§ Stated goal:
Go through the listing below and list every line with "Number".
########
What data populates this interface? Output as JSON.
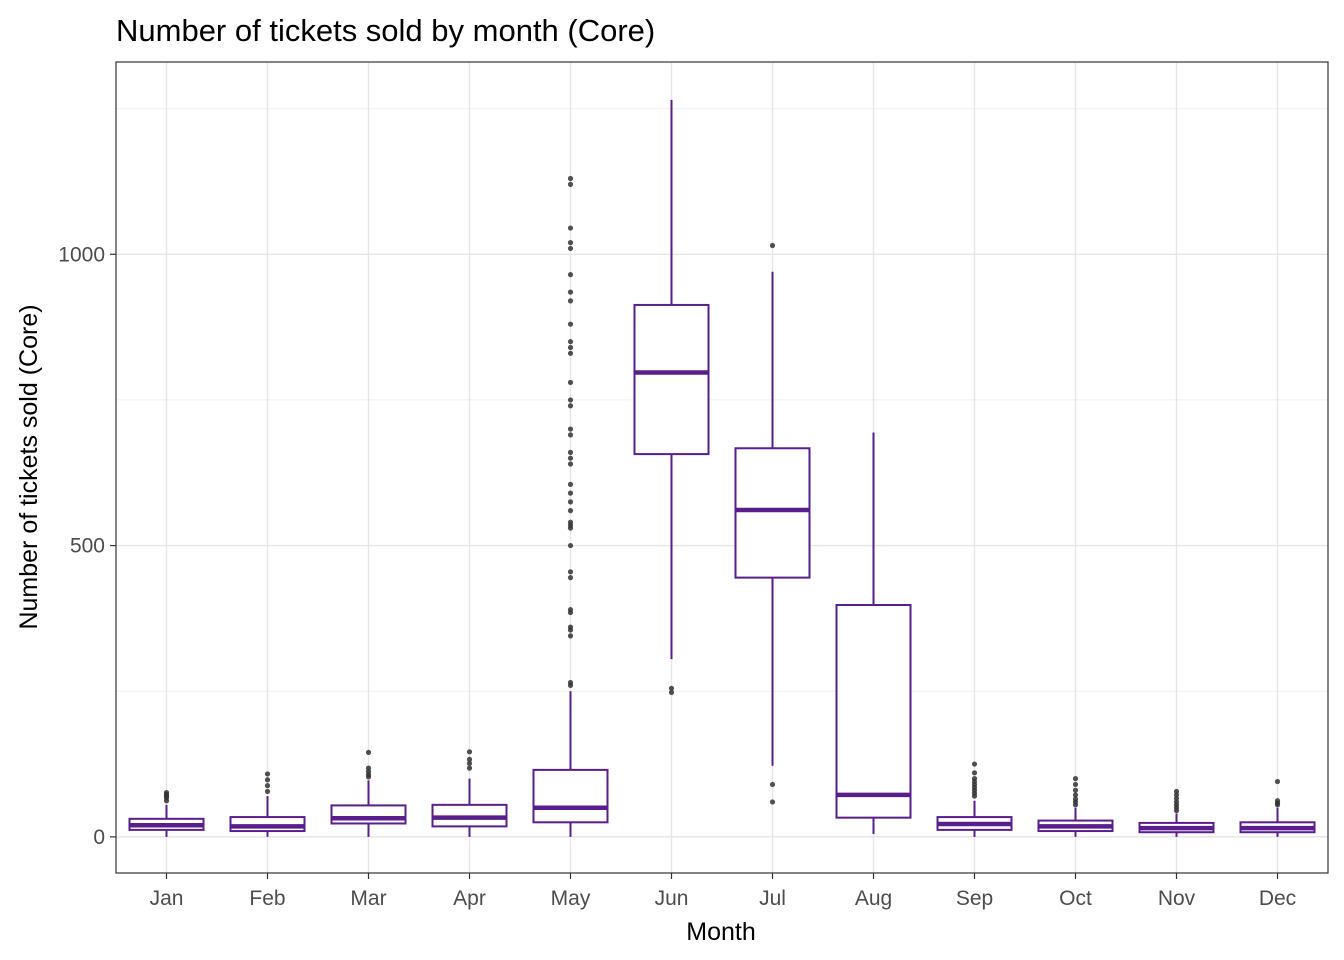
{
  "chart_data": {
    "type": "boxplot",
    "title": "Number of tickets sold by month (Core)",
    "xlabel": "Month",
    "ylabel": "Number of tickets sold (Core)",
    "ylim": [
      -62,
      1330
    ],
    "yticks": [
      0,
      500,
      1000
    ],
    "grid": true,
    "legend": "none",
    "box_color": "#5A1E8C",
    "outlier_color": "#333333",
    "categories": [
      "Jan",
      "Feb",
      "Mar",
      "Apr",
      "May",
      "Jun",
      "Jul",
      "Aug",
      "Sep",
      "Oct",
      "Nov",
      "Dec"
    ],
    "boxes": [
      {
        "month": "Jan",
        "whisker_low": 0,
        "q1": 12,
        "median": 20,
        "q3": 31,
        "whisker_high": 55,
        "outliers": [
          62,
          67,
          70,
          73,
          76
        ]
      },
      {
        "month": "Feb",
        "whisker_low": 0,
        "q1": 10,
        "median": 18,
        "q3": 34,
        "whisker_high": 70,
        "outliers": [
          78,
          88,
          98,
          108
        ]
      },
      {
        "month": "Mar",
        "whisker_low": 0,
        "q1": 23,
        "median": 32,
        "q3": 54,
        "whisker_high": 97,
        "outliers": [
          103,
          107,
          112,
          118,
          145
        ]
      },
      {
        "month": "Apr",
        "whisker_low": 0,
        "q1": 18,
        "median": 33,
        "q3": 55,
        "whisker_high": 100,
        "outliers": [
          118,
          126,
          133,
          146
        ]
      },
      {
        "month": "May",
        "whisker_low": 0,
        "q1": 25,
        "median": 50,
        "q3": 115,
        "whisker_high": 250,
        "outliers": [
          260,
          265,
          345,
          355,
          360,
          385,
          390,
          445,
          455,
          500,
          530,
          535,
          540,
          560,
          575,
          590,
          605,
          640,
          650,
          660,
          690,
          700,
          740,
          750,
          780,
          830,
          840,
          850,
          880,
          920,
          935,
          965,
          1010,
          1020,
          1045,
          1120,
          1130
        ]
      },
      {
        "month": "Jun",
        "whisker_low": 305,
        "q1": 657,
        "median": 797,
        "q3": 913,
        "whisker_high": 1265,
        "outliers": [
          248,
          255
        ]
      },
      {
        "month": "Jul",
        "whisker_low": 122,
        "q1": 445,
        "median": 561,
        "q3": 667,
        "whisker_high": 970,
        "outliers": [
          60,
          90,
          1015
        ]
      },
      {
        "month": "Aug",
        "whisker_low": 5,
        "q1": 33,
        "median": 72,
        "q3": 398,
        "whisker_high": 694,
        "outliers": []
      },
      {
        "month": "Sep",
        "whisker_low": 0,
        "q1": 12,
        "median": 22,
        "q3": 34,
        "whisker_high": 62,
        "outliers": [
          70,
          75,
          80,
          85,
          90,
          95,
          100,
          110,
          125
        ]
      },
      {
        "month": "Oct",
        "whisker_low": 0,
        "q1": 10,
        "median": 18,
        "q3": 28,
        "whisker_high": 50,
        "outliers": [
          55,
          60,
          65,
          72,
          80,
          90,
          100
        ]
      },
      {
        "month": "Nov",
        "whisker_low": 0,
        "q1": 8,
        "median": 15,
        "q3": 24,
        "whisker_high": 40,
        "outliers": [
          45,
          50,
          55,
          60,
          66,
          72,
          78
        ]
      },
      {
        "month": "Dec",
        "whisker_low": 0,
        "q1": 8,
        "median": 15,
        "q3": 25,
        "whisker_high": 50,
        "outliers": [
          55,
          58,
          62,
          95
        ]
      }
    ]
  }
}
########
§ Solution:
    "title": "Number of tickets sold by month (Core)",
    "ylabel": "Number of tickets sold (Core)",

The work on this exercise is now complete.